## Extract

============

What if Something Terrible Happens to Your CNC Shop?

June 18, 2019

No CNC shop or any other business is immune to crisis. Although we hope it never happens, when something goes terribly wrong a company’s very survival may hinge on how well it handles the aftermath. That’s why every CNC shop should have a crisis plan in place. Right now.                                                                            

As recent events in the automotive, aviation and energy industries illustrate, a company’s image, reputation and income can be severely impacted by unexpected events. Are CNC shops less vulnerable? Unfortunately a defective part might slip through and cause a catastrophic failure, an employee might be injured or worse on the job, a disgruntled worker or customer could launch a smear campaign on social media.

Even if the company is blameless, the injuries could be severe and even fatal. Especially if there is no set plan in place for dealing with a crisis. So, how do you go about putting together such a plan? It may well pay you to consult an experienced public relations company. They will likely create a plan that includes elements like these:

  • Designate spokespeople. Decide who is best suited to address any questions related to the incident and the company in general. Everyone else in the organization should be informed that they are not to comment in any way, other than to refer questions to the designated spokespeople. Otherwise speculation, half-truths and misinformation may compound the damage.

============

## Dataset content
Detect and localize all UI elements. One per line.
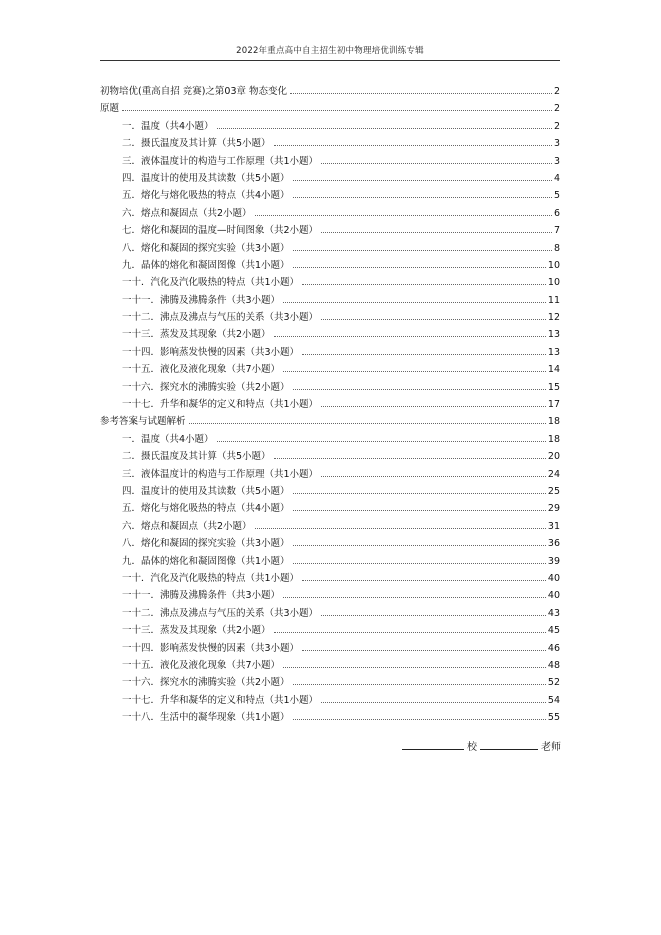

============

## Written task 1
In the CNC crisis article, restate the part that opens with the words containing "As recent events" and closes with "on social media.", substituting "shipbuilding" for "automotive".
## Written task 2
According to the CNC crisis article, why should everyone other than the designated spokespeople refrain from commenting?

## Final result 1
As recent events in the shipbuilding, aviation and energy industries illustrate, a company’s image, reputation and income can be severely impacted by unexpected events. Are CNC shops less vulnerable? Unfortunately a defective part might slip through and cause a catastrophic failure, an employee might be injured or worse on the job, a disgruntled worker or customer could launch a smear campaign on social media.

## Final result 2
Everyone else should refer questions to the designated spokespeople because otherwise speculation, half-truths and misinformation may compound the damage.